--- START OF DATASET ENTRIES ---
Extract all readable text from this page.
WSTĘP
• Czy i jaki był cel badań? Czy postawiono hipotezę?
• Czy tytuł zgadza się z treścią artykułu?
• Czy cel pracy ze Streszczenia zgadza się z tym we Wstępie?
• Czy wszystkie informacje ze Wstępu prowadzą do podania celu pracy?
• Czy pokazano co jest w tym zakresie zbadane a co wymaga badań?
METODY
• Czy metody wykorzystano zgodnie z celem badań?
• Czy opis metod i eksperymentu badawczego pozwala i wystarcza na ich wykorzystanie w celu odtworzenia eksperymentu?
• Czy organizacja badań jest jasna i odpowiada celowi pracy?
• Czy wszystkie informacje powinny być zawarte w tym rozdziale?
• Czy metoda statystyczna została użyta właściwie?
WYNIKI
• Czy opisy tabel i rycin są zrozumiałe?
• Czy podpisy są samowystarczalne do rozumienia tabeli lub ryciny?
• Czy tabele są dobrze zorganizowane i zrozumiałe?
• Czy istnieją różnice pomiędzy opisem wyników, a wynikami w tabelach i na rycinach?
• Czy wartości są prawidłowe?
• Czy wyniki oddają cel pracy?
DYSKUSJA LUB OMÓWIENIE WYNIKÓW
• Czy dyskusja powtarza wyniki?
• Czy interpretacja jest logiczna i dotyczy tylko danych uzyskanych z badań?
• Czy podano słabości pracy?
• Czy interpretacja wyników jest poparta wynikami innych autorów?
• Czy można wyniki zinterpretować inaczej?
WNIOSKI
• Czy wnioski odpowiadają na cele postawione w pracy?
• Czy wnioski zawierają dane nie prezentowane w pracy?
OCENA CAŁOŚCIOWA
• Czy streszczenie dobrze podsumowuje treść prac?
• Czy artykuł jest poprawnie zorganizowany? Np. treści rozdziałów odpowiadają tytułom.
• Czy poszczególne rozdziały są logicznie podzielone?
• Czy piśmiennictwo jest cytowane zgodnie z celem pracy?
--- END OF DATASET ENTRIES ---
Each record above should be output again exactly.

■ THE COMPLETED TASK ■
Extract all readable text from this page.
WSTĘP
• Czy i jaki był cel badań? Czy postawiono hipotezę?
• Czy tytuł zgadza się z treścią artykułu?
• Czy cel pracy ze Streszczenia zgadza się z tym we Wstępie?
• Czy wszystkie informacje ze Wstępu prowadzą do podania celu pracy?
• Czy pokazano co jest w tym zakresie zbadane a co wymaga badań?
METODY
• Czy metody wykorzystano zgodnie z celem badań?
• Czy opis metod i eksperymentu badawczego pozwala i wystarcza na ich wykorzystanie w celu odtworzenia eksperymentu?
• Czy organizacja badań jest jasna i odpowiada celowi pracy?
• Czy wszystkie informacje powinny być zawarte w tym rozdziale?
• Czy metoda statystyczna została użyta właściwie?
WYNIKI
• Czy opisy tabel i rycin są zrozumiałe?
• Czy podpisy są samowystarczalne do rozumienia tabeli lub ryciny?
• Czy tabele są dobrze zorganizowane i zrozumiałe?
• Czy istnieją różnice pomiędzy opisem wyników, a wynikami w tabelach i na rycinach?
• Czy wartości są prawidłowe?
• Czy wyniki oddają cel pracy?
DYSKUSJA LUB OMÓWIENIE WYNIKÓW
• Czy dyskusja powtarza wyniki?
• Czy interpretacja jest logiczna i dotyczy tylko danych uzyskanych z badań?
• Czy podano słabości pracy?
• Czy interpretacja wyników jest poparta wynikami innych autorów?
• Czy można wyniki zinterpretować inaczej?
WNIOSKI
• Czy wnioski odpowiadają na cele postawione w pracy?
• Czy wnioski zawierają dane nie prezentowane w pracy?
OCENA CAŁOŚCIOWA
• Czy streszczenie dobrze podsumowuje treść prac?
• Czy artykuł jest poprawnie zorganizowany? Np. treści rozdziałów odpowiadają tytułom.
• Czy poszczególne rozdziały są logicznie podzielone?
• Czy piśmiennictwo jest cytowane zgodnie z celem pracy?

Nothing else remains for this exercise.